Dataset rows about figures:

____

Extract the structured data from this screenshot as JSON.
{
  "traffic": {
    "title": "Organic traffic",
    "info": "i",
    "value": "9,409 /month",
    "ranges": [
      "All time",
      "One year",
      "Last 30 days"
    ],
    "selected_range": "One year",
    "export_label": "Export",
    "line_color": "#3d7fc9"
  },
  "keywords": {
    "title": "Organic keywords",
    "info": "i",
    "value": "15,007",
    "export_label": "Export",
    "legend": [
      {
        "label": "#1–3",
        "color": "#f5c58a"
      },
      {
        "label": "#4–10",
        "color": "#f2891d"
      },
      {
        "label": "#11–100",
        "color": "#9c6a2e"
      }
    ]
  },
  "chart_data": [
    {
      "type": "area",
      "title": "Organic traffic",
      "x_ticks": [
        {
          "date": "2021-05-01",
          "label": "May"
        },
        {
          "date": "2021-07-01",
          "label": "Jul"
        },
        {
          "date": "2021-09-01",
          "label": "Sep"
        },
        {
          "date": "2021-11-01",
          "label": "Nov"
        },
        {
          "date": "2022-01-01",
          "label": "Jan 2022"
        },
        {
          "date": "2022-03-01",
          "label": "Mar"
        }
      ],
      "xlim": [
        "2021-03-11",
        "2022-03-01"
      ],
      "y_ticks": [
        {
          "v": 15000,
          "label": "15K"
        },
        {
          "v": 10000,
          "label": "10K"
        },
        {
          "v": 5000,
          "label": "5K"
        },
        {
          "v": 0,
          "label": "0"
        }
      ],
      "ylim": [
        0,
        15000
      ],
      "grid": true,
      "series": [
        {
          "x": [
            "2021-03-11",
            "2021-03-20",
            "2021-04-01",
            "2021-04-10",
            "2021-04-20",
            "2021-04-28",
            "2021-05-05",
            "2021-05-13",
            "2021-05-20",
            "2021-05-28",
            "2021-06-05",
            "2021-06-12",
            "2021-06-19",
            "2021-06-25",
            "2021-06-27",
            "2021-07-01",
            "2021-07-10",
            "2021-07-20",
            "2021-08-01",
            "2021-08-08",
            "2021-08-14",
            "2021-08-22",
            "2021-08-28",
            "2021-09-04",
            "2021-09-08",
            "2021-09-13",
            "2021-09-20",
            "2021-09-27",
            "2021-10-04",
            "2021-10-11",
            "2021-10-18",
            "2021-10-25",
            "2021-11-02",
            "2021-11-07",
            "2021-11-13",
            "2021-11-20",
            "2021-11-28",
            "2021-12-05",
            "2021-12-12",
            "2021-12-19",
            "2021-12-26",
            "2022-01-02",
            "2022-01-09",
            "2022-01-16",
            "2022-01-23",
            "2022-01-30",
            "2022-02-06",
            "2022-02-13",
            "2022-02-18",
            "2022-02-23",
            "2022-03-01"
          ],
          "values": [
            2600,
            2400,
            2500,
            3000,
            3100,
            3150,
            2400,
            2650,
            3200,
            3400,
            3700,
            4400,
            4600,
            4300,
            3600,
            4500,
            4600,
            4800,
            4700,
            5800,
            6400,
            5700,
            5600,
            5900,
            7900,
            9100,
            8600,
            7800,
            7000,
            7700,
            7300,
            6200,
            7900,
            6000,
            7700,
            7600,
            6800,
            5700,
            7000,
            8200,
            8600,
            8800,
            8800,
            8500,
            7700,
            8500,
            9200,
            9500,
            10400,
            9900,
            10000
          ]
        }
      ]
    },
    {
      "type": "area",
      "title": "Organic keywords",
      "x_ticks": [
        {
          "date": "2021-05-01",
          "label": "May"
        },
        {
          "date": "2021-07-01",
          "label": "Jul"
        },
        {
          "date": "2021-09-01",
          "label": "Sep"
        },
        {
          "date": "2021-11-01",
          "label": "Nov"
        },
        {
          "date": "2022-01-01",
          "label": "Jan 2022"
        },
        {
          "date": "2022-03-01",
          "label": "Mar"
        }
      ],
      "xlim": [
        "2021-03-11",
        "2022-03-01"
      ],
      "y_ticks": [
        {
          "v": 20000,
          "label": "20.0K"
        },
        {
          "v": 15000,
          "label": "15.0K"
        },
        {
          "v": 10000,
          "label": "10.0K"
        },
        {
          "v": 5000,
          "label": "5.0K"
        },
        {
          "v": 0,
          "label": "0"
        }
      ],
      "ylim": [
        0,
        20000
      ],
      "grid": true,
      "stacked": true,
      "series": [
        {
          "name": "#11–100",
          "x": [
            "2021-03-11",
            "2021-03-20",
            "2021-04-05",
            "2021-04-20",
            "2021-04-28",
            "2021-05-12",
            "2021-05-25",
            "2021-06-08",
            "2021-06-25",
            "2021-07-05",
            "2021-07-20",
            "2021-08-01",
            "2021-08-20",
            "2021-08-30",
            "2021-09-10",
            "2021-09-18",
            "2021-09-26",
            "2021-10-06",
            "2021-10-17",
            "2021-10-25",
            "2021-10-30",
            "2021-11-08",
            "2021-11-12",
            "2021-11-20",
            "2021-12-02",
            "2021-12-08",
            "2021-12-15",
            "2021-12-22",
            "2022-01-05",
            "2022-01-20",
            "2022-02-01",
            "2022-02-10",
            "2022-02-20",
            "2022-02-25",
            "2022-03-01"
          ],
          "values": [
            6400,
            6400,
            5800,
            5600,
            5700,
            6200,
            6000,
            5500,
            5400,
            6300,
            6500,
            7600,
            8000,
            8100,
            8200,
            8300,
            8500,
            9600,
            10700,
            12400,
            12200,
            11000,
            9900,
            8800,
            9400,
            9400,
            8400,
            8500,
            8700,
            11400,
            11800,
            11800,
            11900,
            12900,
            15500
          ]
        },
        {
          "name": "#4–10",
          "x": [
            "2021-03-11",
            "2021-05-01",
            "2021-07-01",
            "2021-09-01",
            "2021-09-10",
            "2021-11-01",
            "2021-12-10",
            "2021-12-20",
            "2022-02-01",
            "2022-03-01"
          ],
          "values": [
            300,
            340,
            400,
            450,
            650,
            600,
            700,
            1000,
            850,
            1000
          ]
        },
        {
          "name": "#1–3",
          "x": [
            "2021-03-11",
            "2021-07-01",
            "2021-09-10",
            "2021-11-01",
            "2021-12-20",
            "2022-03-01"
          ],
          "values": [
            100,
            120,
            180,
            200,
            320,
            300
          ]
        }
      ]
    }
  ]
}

____

▶ Exercise requirements
Extract each line of the listing above, copying it word for word.

▶ Correct answer
Extract the structured data from this screenshot as JSON.
{
  "traffic": {
    "title": "Organic traffic",
    "info": "i",
    "value": "9,409 /month",
    "ranges": [
      "All time",
      "One year",
      "Last 30 days"
    ],
    "selected_range": "One year",
    "export_label": "Export",
    "line_color": "#3d7fc9"
  },
  "keywords": {
    "title": "Organic keywords",
    "info": "i",
    "value": "15,007",
    "export_label": "Export",
    "legend": [
      {
        "label": "#1–3",
        "color": "#f5c58a"
      },
      {
        "label": "#4–10",
        "color": "#f2891d"
      },
      {
        "label": "#11–100",
        "color": "#9c6a2e"
      }
    ]
  },
  "chart_data": [
    {
      "type": "area",
      "title": "Organic traffic",
      "x_ticks": [
        {
          "date": "2021-05-01",
          "label": "May"
        },
        {
          "date": "2021-07-01",
          "label": "Jul"
        },
        {
          "date": "2021-09-01",
          "label": "Sep"
        },
        {
          "date": "2021-11-01",
          "label": "Nov"
        },
        {
          "date": "2022-01-01",
          "label": "Jan 2022"
        },
        {
          "date": "2022-03-01",
          "label": "Mar"
        }
      ],
      "xlim": [
        "2021-03-11",
        "2022-03-01"
      ],
      "y_ticks": [
        {
          "v": 15000,
          "label": "15K"
        },
        {
          "v": 10000,
          "label": "10K"
        },
        {
          "v": 5000,
          "label": "5K"
        },
        {
          "v": 0,
          "label": "0"
        }
      ],
      "ylim": [
        0,
        15000
      ],
      "grid": true,
      "series": [
        {
          "x": [
            "2021-03-11",
            "2021-03-20",
            "2021-04-01",
            "2021-04-10",
            "2021-04-20",
            "2021-04-28",
            "2021-05-05",
            "2021-05-13",
            "2021-05-20",
            "2021-05-28",
            "2021-06-05",
            "2021-06-12",
            "2021-06-19",
            "2021-06-25",
            "2021-06-27",
            "2021-07-01",
            "2021-07-10",
            "2021-07-20",
            "2021-08-01",
            "2021-08-08",
            "2021-08-14",
            "2021-08-22",
            "2021-08-28",
            "2021-09-04",
            "2021-09-08",
            "2021-09-13",
            "2021-09-20",
            "2021-09-27",
            "2021-10-04",
            "2021-10-11",
            "2021-10-18",
            "2021-10-25",
            "2021-11-02",
            "2021-11-07",
            "2021-11-13",
            "2021-11-20",
            "2021-11-28",
            "2021-12-05",
            "2021-12-12",
            "2021-12-19",
            "2021-12-26",
            "2022-01-02",
            "2022-01-09",
            "2022-01-16",
            "2022-01-23",
            "2022-01-30",
            "2022-02-06",
            "2022-02-13",
            "2022-02-18",
            "2022-02-23",
            "2022-03-01"
          ],
          "values": [
            2600,
            2400,
            2500,
            3000,
            3100,
            3150,
            2400,
            2650,
            3200,
            3400,
            3700,
            4400,
            4600,
            4300,
            3600,
            4500,
            4600,
            4800,
            4700,
            5800,
            6400,
            5700,
            5600,
            5900,
            7900,
            9100,
            8600,
            7800,
            7000,
            7700,
            7300,
            6200,
            7900,
            6000,
            7700,
            7600,
            6800,
            5700,
            7000,
            8200,
            8600,
            8800,
            8800,
            8500,
            7700,
            8500,
            9200,
            9500,
            10400,
            9900,
            10000
          ]
        }
      ]
    },
    {
      "type": "area",
      "title": "Organic keywords",
      "x_ticks": [
        {
          "date": "2021-05-01",
          "label": "May"
        },
        {
          "date": "2021-07-01",
          "label": "Jul"
        },
        {
          "date": "2021-09-01",
          "label": "Sep"
        },
        {
          "date": "2021-11-01",
          "label": "Nov"
        },
        {
          "date": "2022-01-01",
          "label": "Jan 2022"
        },
        {
          "date": "2022-03-01",
          "label": "Mar"
        }
      ],
      "xlim": [
        "2021-03-11",
        "2022-03-01"
      ],
      "y_ticks": [
        {
          "v": 20000,
          "label": "20.0K"
        },
        {
          "v": 15000,
          "label": "15.0K"
        },
        {
          "v": 10000,
          "label": "10.0K"
        },
        {
          "v": 5000,
          "label": "5.0K"
        },
        {
          "v": 0,
          "label": "0"
        }
      ],
      "ylim": [
        0,
        20000
      ],
      "grid": true,
      "stacked": true,
      "series": [
        {
          "name": "#11–100",
          "x": [
            "2021-03-11",
            "2021-03-20",
            "2021-04-05",
            "2021-04-20",
            "2021-04-28",
            "2021-05-12",
            "2021-05-25",
            "2021-06-08",
            "2021-06-25",
            "2021-07-05",
            "2021-07-20",
            "2021-08-01",
            "2021-08-20",
            "2021-08-30",
            "2021-09-10",
            "2021-09-18",
            "2021-09-26",
            "2021-10-06",
            "2021-10-17",
            "2021-10-25",
            "2021-10-30",
            "2021-11-08",
            "2021-11-12",
            "2021-11-20",
            "2021-12-02",
            "2021-12-08",
            "2021-12-15",
            "2021-12-22",
            "2022-01-05",
            "2022-01-20",
            "2022-02-01",
            "2022-02-10",
            "2022-02-20",
            "2022-02-25",
            "2022-03-01"
          ],
          "values": [
            6400,
            6400,
            5800,
            5600,
            5700,
            6200,
            6000,
            5500,
            5400,
            6300,
            6500,
            7600,
            8000,
            8100,
            8200,
            8300,
            8500,
            9600,
            10700,
            12400,
            12200,
            11000,
            9900,
            8800,
            9400,
            9400,
            8400,
            8500,
            8700,
            11400,
            11800,
            11800,
            11900,
            12900,
            15500
          ]
        },
        {
          "name": "#4–10",
          "x": [
            "2021-03-11",
            "2021-05-01",
            "2021-07-01",
            "2021-09-01",
            "2021-09-10",
            "2021-11-01",
            "2021-12-10",
            "2021-12-20",
            "2022-02-01",
            "2022-03-01"
          ],
          "values": [
            300,
            340,
            400,
            450,
            650,
            600,
            700,
            1000,
            850,
            1000
          ]
        },
        {
          "name": "#1–3",
          "x": [
            "2021-03-11",
            "2021-07-01",
            "2021-09-10",
            "2021-11-01",
            "2021-12-20",
            "2022-03-01"
          ],
          "values": [
            100,
            120,
            180,
            200,
            320,
            300
          ]
        }
      ]
    }
  ]
}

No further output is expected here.